Task requirements => All of the data that follows should be retyped exactly, please, except the pictures.
* Begin *
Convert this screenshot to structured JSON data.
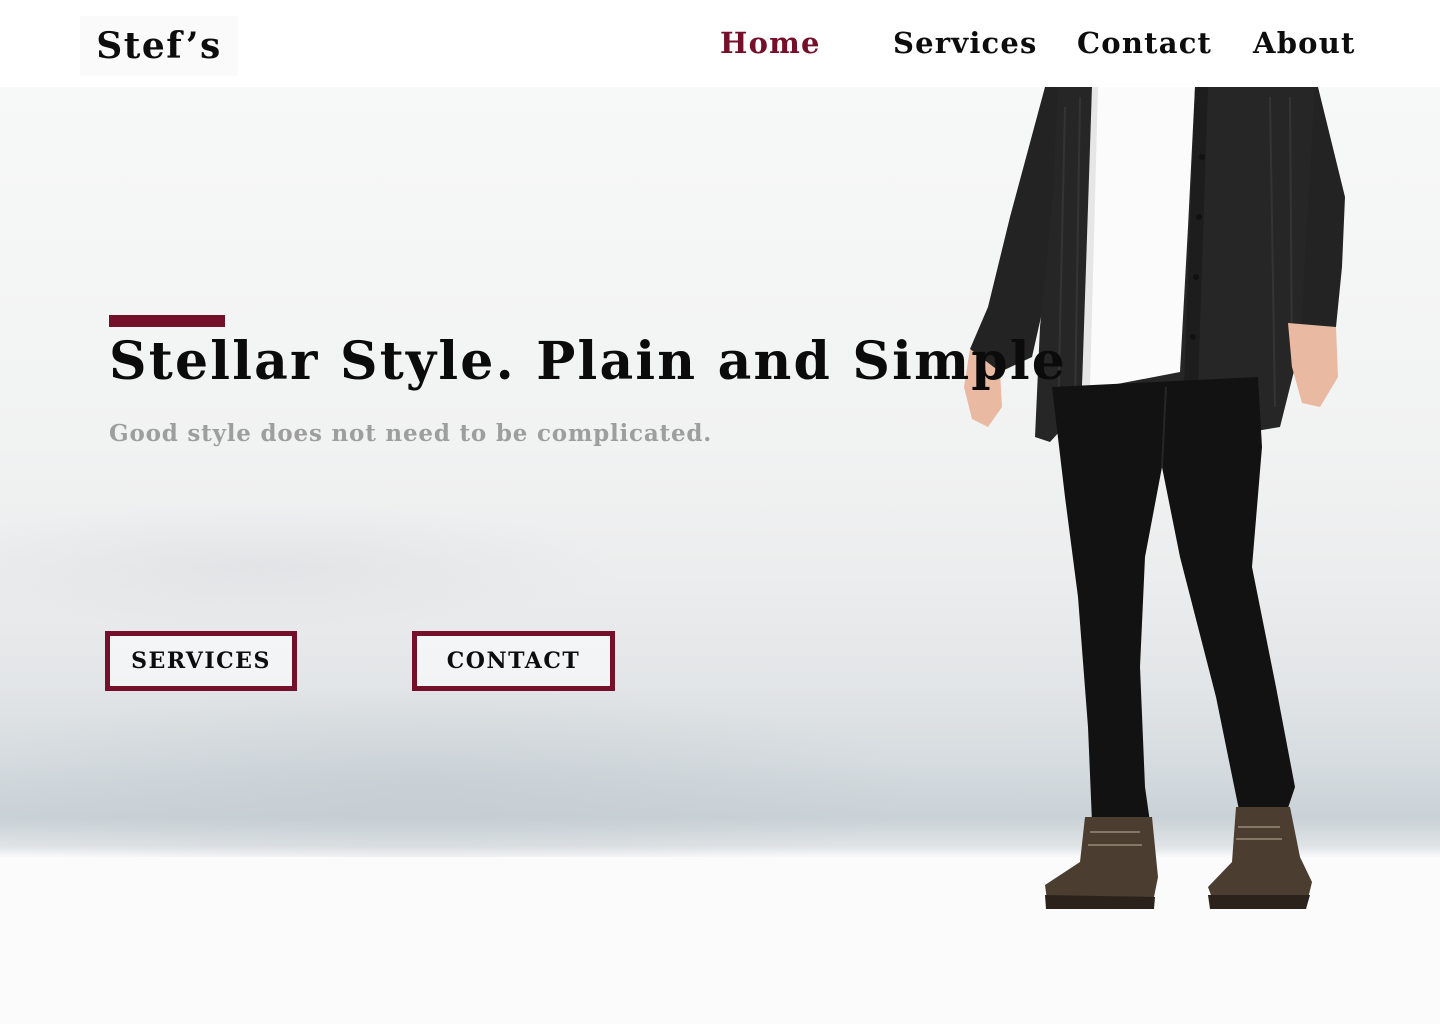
{
  "header": {
    "logo": "Stef’s",
    "nav": {
      "home": "Home",
      "services": "Services",
      "contact": "Contact",
      "about": "About"
    },
    "active_item": "Home"
  },
  "hero": {
    "title": "Stellar Style. Plain and Simple",
    "subtitle": "Good style does not need to be complicated.",
    "buttons": {
      "services": "SERVICES",
      "contact": "CONTACT"
    },
    "image_subject": "person in black cardigan, white t-shirt, black jeans and brown boots standing on snow"
  },
  "colors": {
    "accent": "#75102a",
    "text": "#0d0d0d",
    "subtitle": "#9e9e9e",
    "background": "#ffffff"
  }
}
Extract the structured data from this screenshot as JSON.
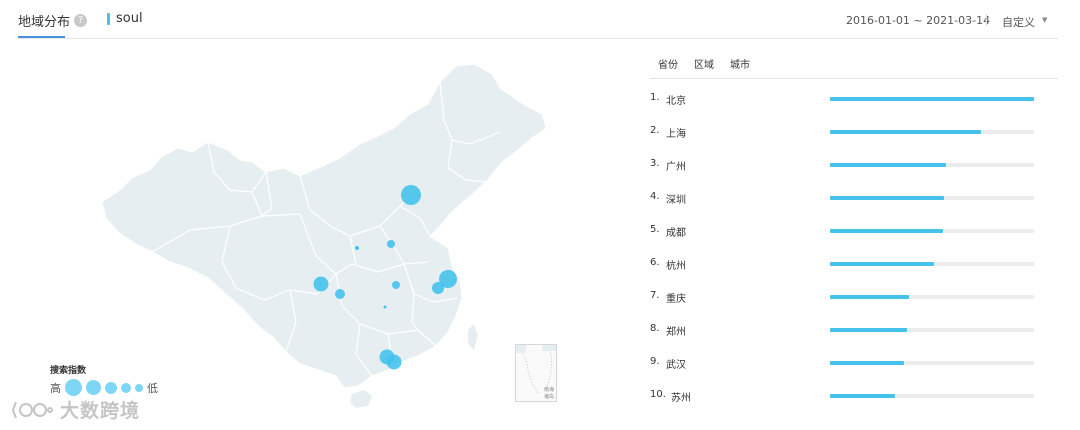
{
  "header": {
    "tab_label": "地域分布",
    "help_glyph": "?",
    "keyword": "soul",
    "date_range": "2016-01-01 ~ 2021-03-14",
    "date_mode": "自定义",
    "date_caret": "▼"
  },
  "ranking": {
    "tabs": [
      "省份",
      "区域",
      "城市"
    ],
    "items": [
      {
        "rank": "1.",
        "name": "北京",
        "value": 1.0
      },
      {
        "rank": "2.",
        "name": "上海",
        "value": 0.74
      },
      {
        "rank": "3.",
        "name": "广州",
        "value": 0.57
      },
      {
        "rank": "4.",
        "name": "深圳",
        "value": 0.56
      },
      {
        "rank": "5.",
        "name": "成都",
        "value": 0.555
      },
      {
        "rank": "6.",
        "name": "杭州",
        "value": 0.51
      },
      {
        "rank": "7.",
        "name": "重庆",
        "value": 0.385
      },
      {
        "rank": "8.",
        "name": "郑州",
        "value": 0.375
      },
      {
        "rank": "9.",
        "name": "武汉",
        "value": 0.365
      },
      {
        "rank": "10.",
        "name": "苏州",
        "value": 0.32
      }
    ]
  },
  "legend": {
    "title": "搜索指数",
    "high": "高",
    "low": "低"
  },
  "watermark": {
    "text": "大数跨境"
  },
  "inset": {
    "label_line1": "南海",
    "label_line2": "诸岛"
  },
  "colors": {
    "accent": "#45c2ec",
    "bubble": "#45c2ec",
    "map_fill": "#e6eef2",
    "map_border": "#ffffff",
    "tab_underline": "#4a90e2"
  }
}
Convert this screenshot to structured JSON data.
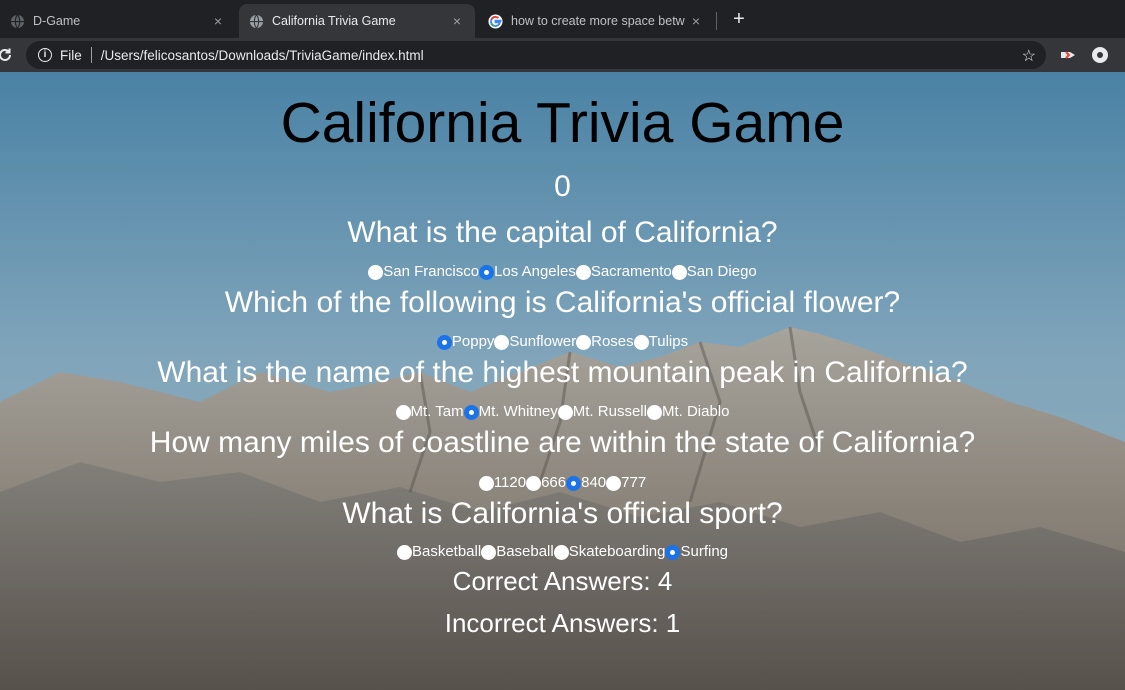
{
  "browser": {
    "tabs": [
      {
        "title": "D-Game"
      },
      {
        "title": "California Trivia Game"
      },
      {
        "title": "how to create more space betw"
      }
    ],
    "new_tab": "+",
    "close_glyph": "×",
    "scheme": "File",
    "url": "/Users/felicosantos/Downloads/TriviaGame/index.html"
  },
  "game": {
    "title": "California Trivia Game",
    "score": "0",
    "questions": [
      {
        "text": "What is the capital of California?",
        "options": [
          "San Francisco",
          "Los Angeles",
          "Sacramento",
          "San Diego"
        ],
        "selected": 1
      },
      {
        "text": "Which of the following is California's official flower?",
        "options": [
          "Poppy",
          "Sunflower",
          "Roses",
          "Tulips"
        ],
        "selected": 0
      },
      {
        "text": "What is the name of the highest mountain peak in California?",
        "options": [
          "Mt. Tam",
          "Mt. Whitney",
          "Mt. Russell",
          "Mt. Diablo"
        ],
        "selected": 1
      },
      {
        "text": "How many miles of coastline are within the state of California?",
        "options": [
          "1120",
          "666",
          "840",
          "777"
        ],
        "selected": 2
      },
      {
        "text": "What is California's official sport?",
        "options": [
          "Basketball",
          "Baseball",
          "Skateboarding",
          "Surfing"
        ],
        "selected": 3
      }
    ],
    "correct": "Correct Answers: 4",
    "incorrect": "Incorrect Answers: 1"
  },
  "colors": {
    "radio_selected": "#1a73e8",
    "title_text": "#000000",
    "body_text": "#ffffff"
  },
  "icons": [
    "globe-icon",
    "google-icon",
    "close-icon",
    "reload-icon",
    "info-icon",
    "star-icon"
  ]
}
* End *
Response to this task =>
Convert this screenshot to structured JSON data.
{
  "header": {
    "logo": "Stef’s",
    "nav": {
      "home": "Home",
      "services": "Services",
      "contact": "Contact",
      "about": "About"
    },
    "active_item": "Home"
  },
  "hero": {
    "title": "Stellar Style. Plain and Simple",
    "subtitle": "Good style does not need to be complicated.",
    "buttons": {
      "services": "SERVICES",
      "contact": "CONTACT"
    },
    "image_subject": "person in black cardigan, white t-shirt, black jeans and brown boots standing on snow"
  },
  "colors": {
    "accent": "#75102a",
    "text": "#0d0d0d",
    "subtitle": "#9e9e9e",
    "background": "#ffffff"
  }
}
Extract the structured data from this screenshot as JSON.
{
  "header": {
    "tab_label": "地域分布",
    "help_glyph": "?",
    "keyword": "soul",
    "date_range": "2016-01-01 ~ 2021-03-14",
    "date_mode": "自定义",
    "date_caret": "▼"
  },
  "ranking": {
    "tabs": [
      "省份",
      "区域",
      "城市"
    ],
    "items": [
      {
        "rank": "1.",
        "name": "北京",
        "value": 1.0
      },
      {
        "rank": "2.",
        "name": "上海",
        "value": 0.74
      },
      {
        "rank": "3.",
        "name": "广州",
        "value": 0.57
      },
      {
        "rank": "4.",
        "name": "深圳",
        "value": 0.56
      },
      {
        "rank": "5.",
        "name": "成都",
        "value": 0.555
      },
      {
        "rank": "6.",
        "name": "杭州",
        "value": 0.51
      },
      {
        "rank": "7.",
        "name": "重庆",
        "value": 0.385
      },
      {
        "rank": "8.",
        "name": "郑州",
        "value": 0.375
      },
      {
        "rank": "9.",
        "name": "武汉",
        "value": 0.365
      },
      {
        "rank": "10.",
        "name": "苏州",
        "value": 0.32
      }
    ]
  },
  "legend": {
    "title": "搜索指数",
    "high": "高",
    "low": "低"
  },
  "watermark": {
    "text": "大数跨境"
  },
  "inset": {
    "label_line1": "南海",
    "label_line2": "诸岛"
  },
  "colors": {
    "accent": "#45c2ec",
    "bubble": "#45c2ec",
    "map_fill": "#e6eef2",
    "map_border": "#ffffff",
    "tab_underline": "#4a90e2"
  }
}
Convert this screenshot to structured JSON data.
{
  "browser": {
    "tabs": [
      {
        "title": "D-Game"
      },
      {
        "title": "California Trivia Game"
      },
      {
        "title": "how to create more space betw"
      }
    ],
    "new_tab": "+",
    "close_glyph": "×",
    "scheme": "File",
    "url": "/Users/felicosantos/Downloads/TriviaGame/index.html"
  },
  "game": {
    "title": "California Trivia Game",
    "score": "0",
    "questions": [
      {
        "text": "What is the capital of California?",
        "options": [
          "San Francisco",
          "Los Angeles",
          "Sacramento",
          "San Diego"
        ],
        "selected": 1
      },
      {
        "text": "Which of the following is California's official flower?",
        "options": [
          "Poppy",
          "Sunflower",
          "Roses",
          "Tulips"
        ],
        "selected": 0
      },
      {
        "text": "What is the name of the highest mountain peak in California?",
        "options": [
          "Mt. Tam",
          "Mt. Whitney",
          "Mt. Russell",
          "Mt. Diablo"
        ],
        "selected": 1
      },
      {
        "text": "How many miles of coastline are within the state of California?",
        "options": [
          "1120",
          "666",
          "840",
          "777"
        ],
        "selected": 2
      },
      {
        "text": "What is California's official sport?",
        "options": [
          "Basketball",
          "Baseball",
          "Skateboarding",
          "Surfing"
        ],
        "selected": 3
      }
    ],
    "correct": "Correct Answers: 4",
    "incorrect": "Incorrect Answers: 1"
  },
  "colors": {
    "radio_selected": "#1a73e8",
    "title_text": "#000000",
    "body_text": "#ffffff"
  },
  "icons": [
    "globe-icon",
    "google-icon",
    "close-icon",
    "reload-icon",
    "info-icon",
    "star-icon"
  ]
}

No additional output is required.